YOUR INSTRUCTIONS
Copy out every record below exactly as written, but leave out any pictures.

::::::::

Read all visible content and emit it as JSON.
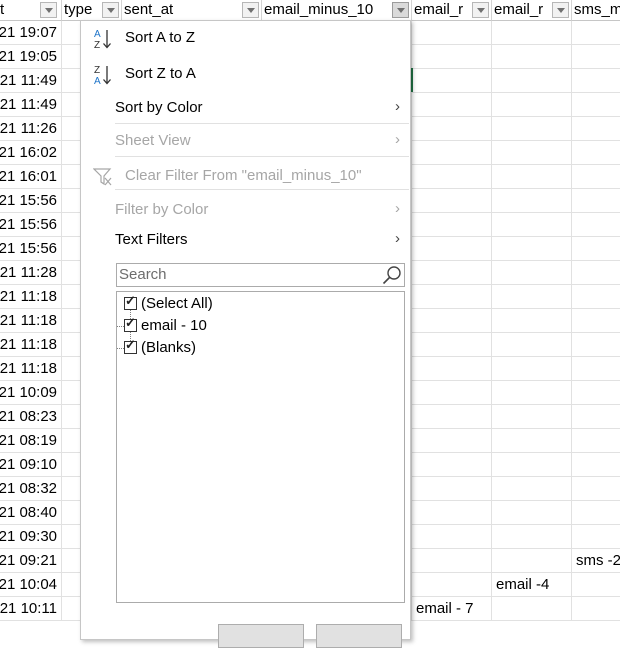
{
  "headers": [
    {
      "label": "t"
    },
    {
      "label": "type"
    },
    {
      "label": "sent_at"
    },
    {
      "label": "email_minus_10"
    },
    {
      "label": "email_r"
    },
    {
      "label": "email_r"
    },
    {
      "label": "sms_m"
    }
  ],
  "rows": [
    {
      "time": "21 19:07",
      "c4": "",
      "c5": "",
      "c6": ""
    },
    {
      "time": "21 19:05",
      "c4": "",
      "c5": "",
      "c6": ""
    },
    {
      "time": "21 11:49",
      "c4": "",
      "c5": "",
      "c6": ""
    },
    {
      "time": "21 11:49",
      "c4": "",
      "c5": "",
      "c6": ""
    },
    {
      "time": "21 11:26",
      "c4": "",
      "c5": "",
      "c6": ""
    },
    {
      "time": "21 16:02",
      "c4": "",
      "c5": "",
      "c6": ""
    },
    {
      "time": "21 16:01",
      "c4": "",
      "c5": "",
      "c6": ""
    },
    {
      "time": "21 15:56",
      "c4": "",
      "c5": "",
      "c6": ""
    },
    {
      "time": "21 15:56",
      "c4": "",
      "c5": "",
      "c6": ""
    },
    {
      "time": "21 15:56",
      "c4": "",
      "c5": "",
      "c6": ""
    },
    {
      "time": "21 11:28",
      "c4": "",
      "c5": "",
      "c6": ""
    },
    {
      "time": "21 11:18",
      "c4": "",
      "c5": "",
      "c6": ""
    },
    {
      "time": "21 11:18",
      "c4": "",
      "c5": "",
      "c6": ""
    },
    {
      "time": "21 11:18",
      "c4": "",
      "c5": "",
      "c6": ""
    },
    {
      "time": "21 11:18",
      "c4": "",
      "c5": "",
      "c6": ""
    },
    {
      "time": "21 10:09",
      "c4": "",
      "c5": "",
      "c6": ""
    },
    {
      "time": "21 08:23",
      "c4": "",
      "c5": "",
      "c6": ""
    },
    {
      "time": "21 08:19",
      "c4": "",
      "c5": "",
      "c6": ""
    },
    {
      "time": "21 09:10",
      "c4": "",
      "c5": "",
      "c6": ""
    },
    {
      "time": "21 08:32",
      "c4": "",
      "c5": "",
      "c6": ""
    },
    {
      "time": "21 08:40",
      "c4": "",
      "c5": "",
      "c6": ""
    },
    {
      "time": "21 09:30",
      "c4": "",
      "c5": "",
      "c6": ""
    },
    {
      "time": "21 09:21",
      "c4": "",
      "c5": "",
      "c6": "sms -2"
    },
    {
      "time": "21 10:04",
      "c4": "",
      "c5": "email -4",
      "c6": ""
    },
    {
      "time": "21 10:11",
      "c4": "email - 7",
      "c5": "",
      "c6": ""
    }
  ],
  "menu": {
    "sort_az": "Sort A to Z",
    "sort_za": "Sort Z to A",
    "sort_by_color": "Sort by Color",
    "sheet_view": "Sheet View",
    "clear_filter": "Clear Filter From \"email_minus_10\"",
    "filter_by_color": "Filter by Color",
    "text_filters": "Text Filters",
    "search_placeholder": "Search",
    "list": [
      "(Select All)",
      "email - 10",
      "(Blanks)"
    ]
  }
}
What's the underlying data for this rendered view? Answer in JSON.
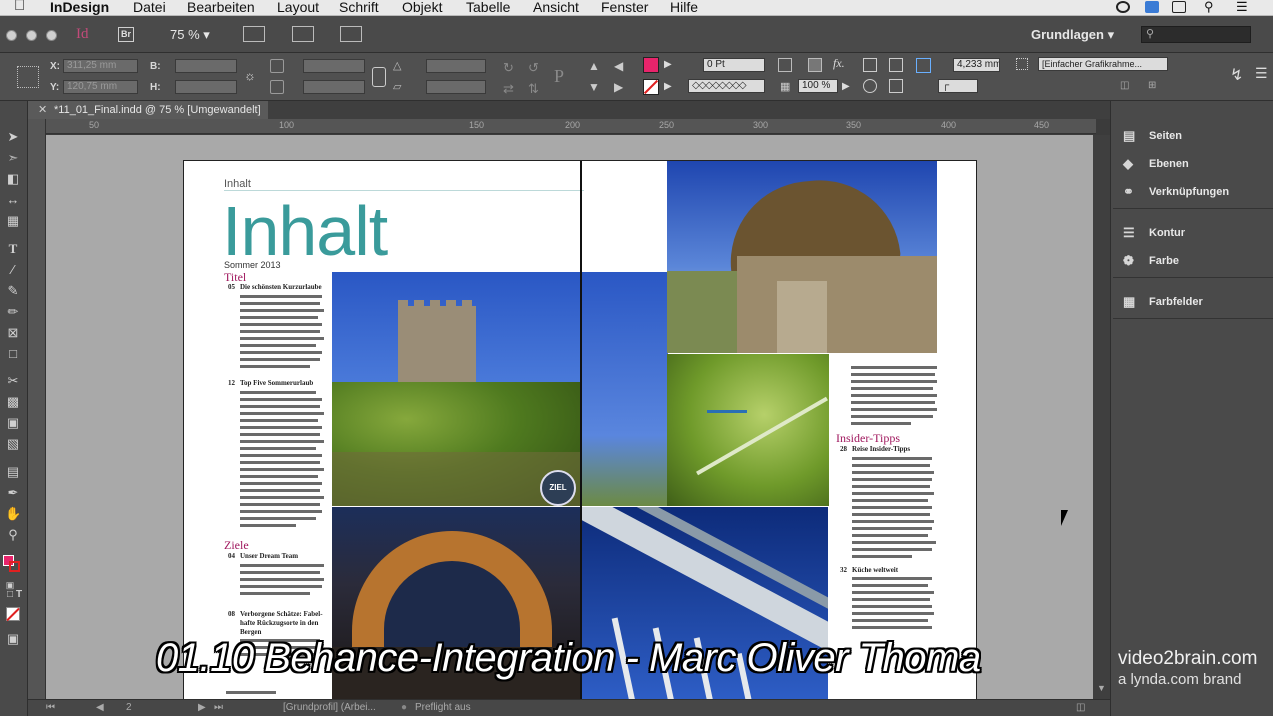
{
  "menubar": {
    "app_name": "InDesign",
    "items": [
      "Datei",
      "Bearbeiten",
      "Layout",
      "Schrift",
      "Objekt",
      "Tabelle",
      "Ansicht",
      "Fenster",
      "Hilfe"
    ]
  },
  "appbar": {
    "logo": "Id",
    "bridge": "Br",
    "zoom": "75 %",
    "workspace": "Grundlagen"
  },
  "control": {
    "x_label": "X:",
    "x_value": "311,25 mm",
    "y_label": "Y:",
    "y_value": "120,75 mm",
    "w_label": "B:",
    "h_label": "H:",
    "stroke_weight": "0 Pt",
    "stroke_width": "4,233 mm",
    "opacity": "100 %",
    "object_style": "[Einfacher Grafikrahme..."
  },
  "document": {
    "tab_title": "*11_01_Final.indd @ 75 % [Umgewandelt]",
    "ruler_ticks": [
      "50",
      "100",
      "150",
      "200",
      "250",
      "300",
      "350",
      "400",
      "450"
    ]
  },
  "spread": {
    "heading_small": "Inhalt",
    "big_title": "Inhalt",
    "season": "Sommer 2013",
    "sec_titel": "Titel",
    "entry_05_num": "05",
    "entry_05": "Die schönsten Kurzurlaube",
    "entry_12_num": "12",
    "entry_12": "Top Five Sommerurlaub",
    "sec_ziele": "Ziele",
    "entry_04_num": "04",
    "entry_04": "Unser Dream Team",
    "entry_08_num": "08",
    "entry_08_l1": "Verborgene Schätze: Fabel-",
    "entry_08_l2": "hafte Rückzugsorte in den",
    "entry_08_l3": "Bergen",
    "ziel_badge": "ZIEL",
    "sec_insider": "Insider-Tipps",
    "entry_28_num": "28",
    "entry_28": "Reise Insider-Tipps",
    "entry_32_num": "32",
    "entry_32": "Küche weltweit"
  },
  "panels": [
    {
      "label": "Seiten",
      "icon": "pages-icon"
    },
    {
      "label": "Ebenen",
      "icon": "layers-icon"
    },
    {
      "label": "Verknüpfungen",
      "icon": "links-icon"
    },
    {
      "label": "Kontur",
      "icon": "stroke-icon"
    },
    {
      "label": "Farbe",
      "icon": "color-icon"
    },
    {
      "label": "Farbfelder",
      "icon": "swatches-icon"
    }
  ],
  "statusbar": {
    "page": "2",
    "profile": "[Grundprofil] (Arbei...",
    "preflight": "Preflight aus"
  },
  "overlay": {
    "title": "01.10 Behance-Integration - Marc Oliver Thoma",
    "brand_main": "video2brain.com",
    "brand_sub": "a lynda.com brand"
  },
  "colors": {
    "accent_teal": "#3a9b9b",
    "section_magenta": "#a0185e",
    "fill_swatch": "#e8246b"
  }
}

::::::::

WRITTEN RESPONSE
Read all visible content and emit it as JSON.
{
  "headers": [
    {
      "label": "t"
    },
    {
      "label": "type"
    },
    {
      "label": "sent_at"
    },
    {
      "label": "email_minus_10"
    },
    {
      "label": "email_r"
    },
    {
      "label": "email_r"
    },
    {
      "label": "sms_m"
    }
  ],
  "rows": [
    {
      "time": "21 19:07",
      "c4": "",
      "c5": "",
      "c6": ""
    },
    {
      "time": "21 19:05",
      "c4": "",
      "c5": "",
      "c6": ""
    },
    {
      "time": "21 11:49",
      "c4": "",
      "c5": "",
      "c6": ""
    },
    {
      "time": "21 11:49",
      "c4": "",
      "c5": "",
      "c6": ""
    },
    {
      "time": "21 11:26",
      "c4": "",
      "c5": "",
      "c6": ""
    },
    {
      "time": "21 16:02",
      "c4": "",
      "c5": "",
      "c6": ""
    },
    {
      "time": "21 16:01",
      "c4": "",
      "c5": "",
      "c6": ""
    },
    {
      "time": "21 15:56",
      "c4": "",
      "c5": "",
      "c6": ""
    },
    {
      "time": "21 15:56",
      "c4": "",
      "c5": "",
      "c6": ""
    },
    {
      "time": "21 15:56",
      "c4": "",
      "c5": "",
      "c6": ""
    },
    {
      "time": "21 11:28",
      "c4": "",
      "c5": "",
      "c6": ""
    },
    {
      "time": "21 11:18",
      "c4": "",
      "c5": "",
      "c6": ""
    },
    {
      "time": "21 11:18",
      "c4": "",
      "c5": "",
      "c6": ""
    },
    {
      "time": "21 11:18",
      "c4": "",
      "c5": "",
      "c6": ""
    },
    {
      "time": "21 11:18",
      "c4": "",
      "c5": "",
      "c6": ""
    },
    {
      "time": "21 10:09",
      "c4": "",
      "c5": "",
      "c6": ""
    },
    {
      "time": "21 08:23",
      "c4": "",
      "c5": "",
      "c6": ""
    },
    {
      "time": "21 08:19",
      "c4": "",
      "c5": "",
      "c6": ""
    },
    {
      "time": "21 09:10",
      "c4": "",
      "c5": "",
      "c6": ""
    },
    {
      "time": "21 08:32",
      "c4": "",
      "c5": "",
      "c6": ""
    },
    {
      "time": "21 08:40",
      "c4": "",
      "c5": "",
      "c6": ""
    },
    {
      "time": "21 09:30",
      "c4": "",
      "c5": "",
      "c6": ""
    },
    {
      "time": "21 09:21",
      "c4": "",
      "c5": "",
      "c6": "sms -2"
    },
    {
      "time": "21 10:04",
      "c4": "",
      "c5": "email -4",
      "c6": ""
    },
    {
      "time": "21 10:11",
      "c4": "email - 7",
      "c5": "",
      "c6": ""
    }
  ],
  "menu": {
    "sort_az": "Sort A to Z",
    "sort_za": "Sort Z to A",
    "sort_by_color": "Sort by Color",
    "sheet_view": "Sheet View",
    "clear_filter": "Clear Filter From \"email_minus_10\"",
    "filter_by_color": "Filter by Color",
    "text_filters": "Text Filters",
    "search_placeholder": "Search",
    "list": [
      "(Select All)",
      "email - 10",
      "(Blanks)"
    ]
  }
}
What's the underlying data for this rendered view? Answer in JSON.
{
  "menubar": {
    "app_name": "InDesign",
    "items": [
      "Datei",
      "Bearbeiten",
      "Layout",
      "Schrift",
      "Objekt",
      "Tabelle",
      "Ansicht",
      "Fenster",
      "Hilfe"
    ]
  },
  "appbar": {
    "logo": "Id",
    "bridge": "Br",
    "zoom": "75 %",
    "workspace": "Grundlagen"
  },
  "control": {
    "x_label": "X:",
    "x_value": "311,25 mm",
    "y_label": "Y:",
    "y_value": "120,75 mm",
    "w_label": "B:",
    "h_label": "H:",
    "stroke_weight": "0 Pt",
    "stroke_width": "4,233 mm",
    "opacity": "100 %",
    "object_style": "[Einfacher Grafikrahme..."
  },
  "document": {
    "tab_title": "*11_01_Final.indd @ 75 % [Umgewandelt]",
    "ruler_ticks": [
      "50",
      "100",
      "150",
      "200",
      "250",
      "300",
      "350",
      "400",
      "450"
    ]
  },
  "spread": {
    "heading_small": "Inhalt",
    "big_title": "Inhalt",
    "season": "Sommer 2013",
    "sec_titel": "Titel",
    "entry_05_num": "05",
    "entry_05": "Die schönsten Kurzurlaube",
    "entry_12_num": "12",
    "entry_12": "Top Five Sommerurlaub",
    "sec_ziele": "Ziele",
    "entry_04_num": "04",
    "entry_04": "Unser Dream Team",
    "entry_08_num": "08",
    "entry_08_l1": "Verborgene Schätze: Fabel-",
    "entry_08_l2": "hafte Rückzugsorte in den",
    "entry_08_l3": "Bergen",
    "ziel_badge": "ZIEL",
    "sec_insider": "Insider-Tipps",
    "entry_28_num": "28",
    "entry_28": "Reise Insider-Tipps",
    "entry_32_num": "32",
    "entry_32": "Küche weltweit"
  },
  "panels": [
    {
      "label": "Seiten",
      "icon": "pages-icon"
    },
    {
      "label": "Ebenen",
      "icon": "layers-icon"
    },
    {
      "label": "Verknüpfungen",
      "icon": "links-icon"
    },
    {
      "label": "Kontur",
      "icon": "stroke-icon"
    },
    {
      "label": "Farbe",
      "icon": "color-icon"
    },
    {
      "label": "Farbfelder",
      "icon": "swatches-icon"
    }
  ],
  "statusbar": {
    "page": "2",
    "profile": "[Grundprofil] (Arbei...",
    "preflight": "Preflight aus"
  },
  "overlay": {
    "title": "01.10 Behance-Integration - Marc Oliver Thoma",
    "brand_main": "video2brain.com",
    "brand_sub": "a lynda.com brand"
  },
  "colors": {
    "accent_teal": "#3a9b9b",
    "section_magenta": "#a0185e",
    "fill_swatch": "#e8246b"
  }
}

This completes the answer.